- _BRIEF_: Reproduce every line of the data below without any changes.

-- Start DATA ENTRIES --

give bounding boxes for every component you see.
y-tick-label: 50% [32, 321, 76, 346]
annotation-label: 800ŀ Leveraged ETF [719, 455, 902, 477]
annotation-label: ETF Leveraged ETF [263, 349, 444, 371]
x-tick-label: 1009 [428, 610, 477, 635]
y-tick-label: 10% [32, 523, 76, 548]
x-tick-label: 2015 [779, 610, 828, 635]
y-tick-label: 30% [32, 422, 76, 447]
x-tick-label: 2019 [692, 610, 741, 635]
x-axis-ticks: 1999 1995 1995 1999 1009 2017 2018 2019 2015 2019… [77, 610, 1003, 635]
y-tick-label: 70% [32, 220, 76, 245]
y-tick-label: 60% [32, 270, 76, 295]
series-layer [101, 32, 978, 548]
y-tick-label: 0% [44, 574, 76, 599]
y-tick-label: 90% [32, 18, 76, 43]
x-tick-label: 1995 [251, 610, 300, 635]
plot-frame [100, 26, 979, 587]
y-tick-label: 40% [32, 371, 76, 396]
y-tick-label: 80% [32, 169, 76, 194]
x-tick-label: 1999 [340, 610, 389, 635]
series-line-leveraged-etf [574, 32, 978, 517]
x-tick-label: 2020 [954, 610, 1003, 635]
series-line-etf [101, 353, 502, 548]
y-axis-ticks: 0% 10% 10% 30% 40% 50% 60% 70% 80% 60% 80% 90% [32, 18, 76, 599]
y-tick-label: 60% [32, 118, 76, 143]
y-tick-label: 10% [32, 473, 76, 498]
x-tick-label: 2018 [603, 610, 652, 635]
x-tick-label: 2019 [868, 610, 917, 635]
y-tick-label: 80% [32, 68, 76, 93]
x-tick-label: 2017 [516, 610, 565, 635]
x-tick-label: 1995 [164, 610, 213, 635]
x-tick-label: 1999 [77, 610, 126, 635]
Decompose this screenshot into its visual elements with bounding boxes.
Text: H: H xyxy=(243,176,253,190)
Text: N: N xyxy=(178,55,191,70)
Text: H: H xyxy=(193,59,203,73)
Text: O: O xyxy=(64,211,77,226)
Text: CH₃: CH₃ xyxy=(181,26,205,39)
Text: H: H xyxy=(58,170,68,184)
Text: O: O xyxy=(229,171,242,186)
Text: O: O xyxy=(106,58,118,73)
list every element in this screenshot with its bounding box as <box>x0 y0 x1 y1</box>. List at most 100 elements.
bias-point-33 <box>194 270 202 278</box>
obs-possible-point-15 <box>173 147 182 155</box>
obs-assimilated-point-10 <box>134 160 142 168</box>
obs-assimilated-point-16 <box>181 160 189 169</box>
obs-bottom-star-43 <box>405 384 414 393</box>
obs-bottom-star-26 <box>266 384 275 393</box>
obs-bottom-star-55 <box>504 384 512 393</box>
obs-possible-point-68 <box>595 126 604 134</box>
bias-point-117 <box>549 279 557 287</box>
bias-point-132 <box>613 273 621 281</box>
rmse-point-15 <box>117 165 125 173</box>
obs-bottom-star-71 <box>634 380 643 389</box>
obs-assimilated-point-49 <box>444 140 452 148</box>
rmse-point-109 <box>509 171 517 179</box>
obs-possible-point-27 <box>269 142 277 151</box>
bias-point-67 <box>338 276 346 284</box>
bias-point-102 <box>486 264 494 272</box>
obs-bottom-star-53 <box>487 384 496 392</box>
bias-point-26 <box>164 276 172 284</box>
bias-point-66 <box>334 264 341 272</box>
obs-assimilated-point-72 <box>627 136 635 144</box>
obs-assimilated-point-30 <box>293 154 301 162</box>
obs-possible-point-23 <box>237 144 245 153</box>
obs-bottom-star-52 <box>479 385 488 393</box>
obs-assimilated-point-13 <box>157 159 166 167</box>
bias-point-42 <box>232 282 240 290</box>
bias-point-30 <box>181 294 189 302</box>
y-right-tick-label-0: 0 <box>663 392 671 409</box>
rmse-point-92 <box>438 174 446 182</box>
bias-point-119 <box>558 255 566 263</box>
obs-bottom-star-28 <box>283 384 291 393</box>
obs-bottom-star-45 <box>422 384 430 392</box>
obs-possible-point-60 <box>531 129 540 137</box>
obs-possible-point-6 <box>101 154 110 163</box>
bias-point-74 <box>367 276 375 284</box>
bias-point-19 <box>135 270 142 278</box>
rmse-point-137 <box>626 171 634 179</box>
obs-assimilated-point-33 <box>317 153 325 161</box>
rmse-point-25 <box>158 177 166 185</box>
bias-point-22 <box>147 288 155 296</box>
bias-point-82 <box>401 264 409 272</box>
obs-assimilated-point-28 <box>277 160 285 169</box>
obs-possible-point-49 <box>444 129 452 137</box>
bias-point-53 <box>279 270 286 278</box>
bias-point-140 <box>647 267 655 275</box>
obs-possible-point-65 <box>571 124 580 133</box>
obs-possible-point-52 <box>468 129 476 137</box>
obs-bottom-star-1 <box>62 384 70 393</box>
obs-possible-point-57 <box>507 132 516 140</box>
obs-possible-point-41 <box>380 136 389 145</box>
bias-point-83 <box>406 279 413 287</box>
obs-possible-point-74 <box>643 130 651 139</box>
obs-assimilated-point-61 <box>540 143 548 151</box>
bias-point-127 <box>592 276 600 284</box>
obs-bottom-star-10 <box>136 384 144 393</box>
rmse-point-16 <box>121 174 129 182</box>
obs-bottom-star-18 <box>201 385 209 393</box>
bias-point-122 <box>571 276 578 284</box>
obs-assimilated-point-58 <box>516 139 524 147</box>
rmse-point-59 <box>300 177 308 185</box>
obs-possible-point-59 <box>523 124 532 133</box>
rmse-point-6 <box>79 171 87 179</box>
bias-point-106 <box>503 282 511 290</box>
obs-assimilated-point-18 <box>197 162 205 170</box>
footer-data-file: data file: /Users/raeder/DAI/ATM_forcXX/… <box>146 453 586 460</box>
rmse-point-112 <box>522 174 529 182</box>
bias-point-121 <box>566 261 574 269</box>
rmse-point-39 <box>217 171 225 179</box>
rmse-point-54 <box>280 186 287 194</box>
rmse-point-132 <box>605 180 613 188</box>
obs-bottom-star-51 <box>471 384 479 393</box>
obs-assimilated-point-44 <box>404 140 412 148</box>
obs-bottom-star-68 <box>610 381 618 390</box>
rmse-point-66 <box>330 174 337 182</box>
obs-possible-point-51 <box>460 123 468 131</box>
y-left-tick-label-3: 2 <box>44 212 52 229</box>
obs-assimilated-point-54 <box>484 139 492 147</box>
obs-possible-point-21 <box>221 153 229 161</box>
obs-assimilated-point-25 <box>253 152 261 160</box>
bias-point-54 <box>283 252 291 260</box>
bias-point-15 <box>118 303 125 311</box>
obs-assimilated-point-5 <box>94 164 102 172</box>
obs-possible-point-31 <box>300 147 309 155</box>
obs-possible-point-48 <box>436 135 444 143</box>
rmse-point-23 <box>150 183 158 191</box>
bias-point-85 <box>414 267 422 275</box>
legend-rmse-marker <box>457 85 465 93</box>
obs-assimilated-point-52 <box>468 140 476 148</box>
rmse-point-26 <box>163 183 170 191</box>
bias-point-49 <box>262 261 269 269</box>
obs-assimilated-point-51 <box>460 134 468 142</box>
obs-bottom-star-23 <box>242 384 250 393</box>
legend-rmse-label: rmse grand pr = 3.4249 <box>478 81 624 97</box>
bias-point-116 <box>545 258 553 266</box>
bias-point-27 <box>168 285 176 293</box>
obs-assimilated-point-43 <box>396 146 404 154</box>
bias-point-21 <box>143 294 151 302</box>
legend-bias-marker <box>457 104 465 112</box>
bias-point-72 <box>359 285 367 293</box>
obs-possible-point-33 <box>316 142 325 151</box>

-- End DATA ENTRIES --

- _FULL OUTPUT_:
give bounding boxes for every component you see.
y-tick-label: 50% [32, 321, 76, 346]
annotation-label: 800ŀ Leveraged ETF [719, 455, 902, 477]
annotation-label: ETF Leveraged ETF [263, 349, 444, 371]
x-tick-label: 1009 [428, 610, 477, 635]
y-tick-label: 10% [32, 523, 76, 548]
x-tick-label: 2015 [779, 610, 828, 635]
y-tick-label: 30% [32, 422, 76, 447]
x-tick-label: 2019 [692, 610, 741, 635]
x-axis-ticks: 1999 1995 1995 1999 1009 2017 2018 2019 2015 2019… [77, 610, 1003, 635]
y-tick-label: 70% [32, 220, 76, 245]
y-tick-label: 60% [32, 270, 76, 295]
series-layer [101, 32, 978, 548]
y-tick-label: 0% [44, 574, 76, 599]
y-tick-label: 90% [32, 18, 76, 43]
x-tick-label: 1995 [251, 610, 300, 635]
plot-frame [100, 26, 979, 587]
y-tick-label: 40% [32, 371, 76, 396]
y-tick-label: 80% [32, 169, 76, 194]
x-tick-label: 1999 [340, 610, 389, 635]
series-line-leveraged-etf [574, 32, 978, 517]
x-tick-label: 2020 [954, 610, 1003, 635]
series-line-etf [101, 353, 502, 548]
y-axis-ticks: 0% 10% 10% 30% 40% 50% 60% 70% 80% 60% 80% 90% [32, 18, 76, 599]
y-tick-label: 60% [32, 118, 76, 143]
y-tick-label: 10% [32, 473, 76, 498]
x-tick-label: 2018 [603, 610, 652, 635]
x-tick-label: 2019 [868, 610, 917, 635]
y-tick-label: 80% [32, 68, 76, 93]
x-tick-label: 2017 [516, 610, 565, 635]
x-tick-label: 1995 [164, 610, 213, 635]
x-tick-label: 1999 [77, 610, 126, 635]
Decompose this screenshot into its visual elements with bounding boxes.
Text: H: H xyxy=(243,176,253,190)
Text: N: N xyxy=(178,55,191,70)
Text: H: H xyxy=(193,59,203,73)
Text: O: O xyxy=(64,211,77,226)
Text: CH₃: CH₃ xyxy=(181,26,205,39)
Text: H: H xyxy=(58,170,68,184)
Text: O: O xyxy=(229,171,242,186)
Text: O: O xyxy=(106,58,118,73)
list every element in this screenshot with its bounding box as <box>x0 y0 x1 y1</box>. List at most 100 elements.
bias-point-33 <box>194 270 202 278</box>
obs-possible-point-15 <box>173 147 182 155</box>
obs-assimilated-point-10 <box>134 160 142 168</box>
obs-assimilated-point-16 <box>181 160 189 169</box>
obs-bottom-star-43 <box>405 384 414 393</box>
obs-bottom-star-26 <box>266 384 275 393</box>
obs-bottom-star-55 <box>504 384 512 393</box>
obs-possible-point-68 <box>595 126 604 134</box>
bias-point-117 <box>549 279 557 287</box>
bias-point-132 <box>613 273 621 281</box>
rmse-point-15 <box>117 165 125 173</box>
obs-bottom-star-71 <box>634 380 643 389</box>
obs-assimilated-point-49 <box>444 140 452 148</box>
rmse-point-109 <box>509 171 517 179</box>
obs-possible-point-27 <box>269 142 277 151</box>
bias-point-67 <box>338 276 346 284</box>
bias-point-102 <box>486 264 494 272</box>
obs-bottom-star-53 <box>487 384 496 392</box>
bias-point-26 <box>164 276 172 284</box>
bias-point-66 <box>334 264 341 272</box>
obs-assimilated-point-72 <box>627 136 635 144</box>
obs-assimilated-point-30 <box>293 154 301 162</box>
obs-possible-point-23 <box>237 144 245 153</box>
obs-bottom-star-52 <box>479 385 488 393</box>
obs-assimilated-point-13 <box>157 159 166 167</box>
bias-point-42 <box>232 282 240 290</box>
bias-point-30 <box>181 294 189 302</box>
y-right-tick-label-0: 0 <box>663 392 671 409</box>
rmse-point-92 <box>438 174 446 182</box>
bias-point-119 <box>558 255 566 263</box>
obs-bottom-star-28 <box>283 384 291 393</box>
obs-bottom-star-45 <box>422 384 430 392</box>
obs-possible-point-60 <box>531 129 540 137</box>
obs-possible-point-6 <box>101 154 110 163</box>
bias-point-74 <box>367 276 375 284</box>
bias-point-19 <box>135 270 142 278</box>
rmse-point-137 <box>626 171 634 179</box>
obs-assimilated-point-33 <box>317 153 325 161</box>
rmse-point-25 <box>158 177 166 185</box>
bias-point-22 <box>147 288 155 296</box>
bias-point-82 <box>401 264 409 272</box>
obs-assimilated-point-28 <box>277 160 285 169</box>
obs-possible-point-49 <box>444 129 452 137</box>
bias-point-53 <box>279 270 286 278</box>
bias-point-140 <box>647 267 655 275</box>
obs-possible-point-65 <box>571 124 580 133</box>
obs-possible-point-52 <box>468 129 476 137</box>
obs-bottom-star-1 <box>62 384 70 393</box>
obs-possible-point-57 <box>507 132 516 140</box>
obs-possible-point-41 <box>380 136 389 145</box>
bias-point-83 <box>406 279 413 287</box>
obs-possible-point-74 <box>643 130 651 139</box>
obs-assimilated-point-61 <box>540 143 548 151</box>
bias-point-127 <box>592 276 600 284</box>
obs-bottom-star-10 <box>136 384 144 393</box>
rmse-point-16 <box>121 174 129 182</box>
obs-bottom-star-18 <box>201 385 209 393</box>
bias-point-122 <box>571 276 578 284</box>
obs-assimilated-point-58 <box>516 139 524 147</box>
rmse-point-59 <box>300 177 308 185</box>
obs-possible-point-59 <box>523 124 532 133</box>
rmse-point-6 <box>79 171 87 179</box>
bias-point-106 <box>503 282 511 290</box>
obs-assimilated-point-18 <box>197 162 205 170</box>
footer-data-file: data file: /Users/raeder/DAI/ATM_forcXX/… <box>146 453 586 460</box>
rmse-point-112 <box>522 174 529 182</box>
bias-point-121 <box>566 261 574 269</box>
rmse-point-39 <box>217 171 225 179</box>
rmse-point-54 <box>280 186 287 194</box>
rmse-point-132 <box>605 180 613 188</box>
obs-bottom-star-51 <box>471 384 479 393</box>
obs-assimilated-point-44 <box>404 140 412 148</box>
obs-bottom-star-68 <box>610 381 618 390</box>
rmse-point-66 <box>330 174 337 182</box>
obs-possible-point-51 <box>460 123 468 131</box>
y-left-tick-label-3: 2 <box>44 212 52 229</box>
obs-assimilated-point-54 <box>484 139 492 147</box>
obs-possible-point-21 <box>221 153 229 161</box>
obs-assimilated-point-25 <box>253 152 261 160</box>
bias-point-54 <box>283 252 291 260</box>
bias-point-15 <box>118 303 125 311</box>
obs-assimilated-point-5 <box>94 164 102 172</box>
obs-possible-point-31 <box>300 147 309 155</box>
obs-possible-point-48 <box>436 135 444 143</box>
rmse-point-23 <box>150 183 158 191</box>
bias-point-85 <box>414 267 422 275</box>
legend-rmse-marker <box>457 85 465 93</box>
obs-assimilated-point-52 <box>468 140 476 148</box>
rmse-point-26 <box>163 183 170 191</box>
bias-point-49 <box>262 261 269 269</box>
obs-assimilated-point-51 <box>460 134 468 142</box>
obs-bottom-star-23 <box>242 384 250 393</box>
legend-rmse-label: rmse grand pr = 3.4249 <box>478 81 624 97</box>
bias-point-116 <box>545 258 553 266</box>
bias-point-27 <box>168 285 176 293</box>
obs-assimilated-point-43 <box>396 146 404 154</box>
bias-point-21 <box>143 294 151 302</box>
legend-bias-marker <box>457 104 465 112</box>
bias-point-72 <box>359 285 367 293</box>
obs-possible-point-33 <box>316 142 325 151</box>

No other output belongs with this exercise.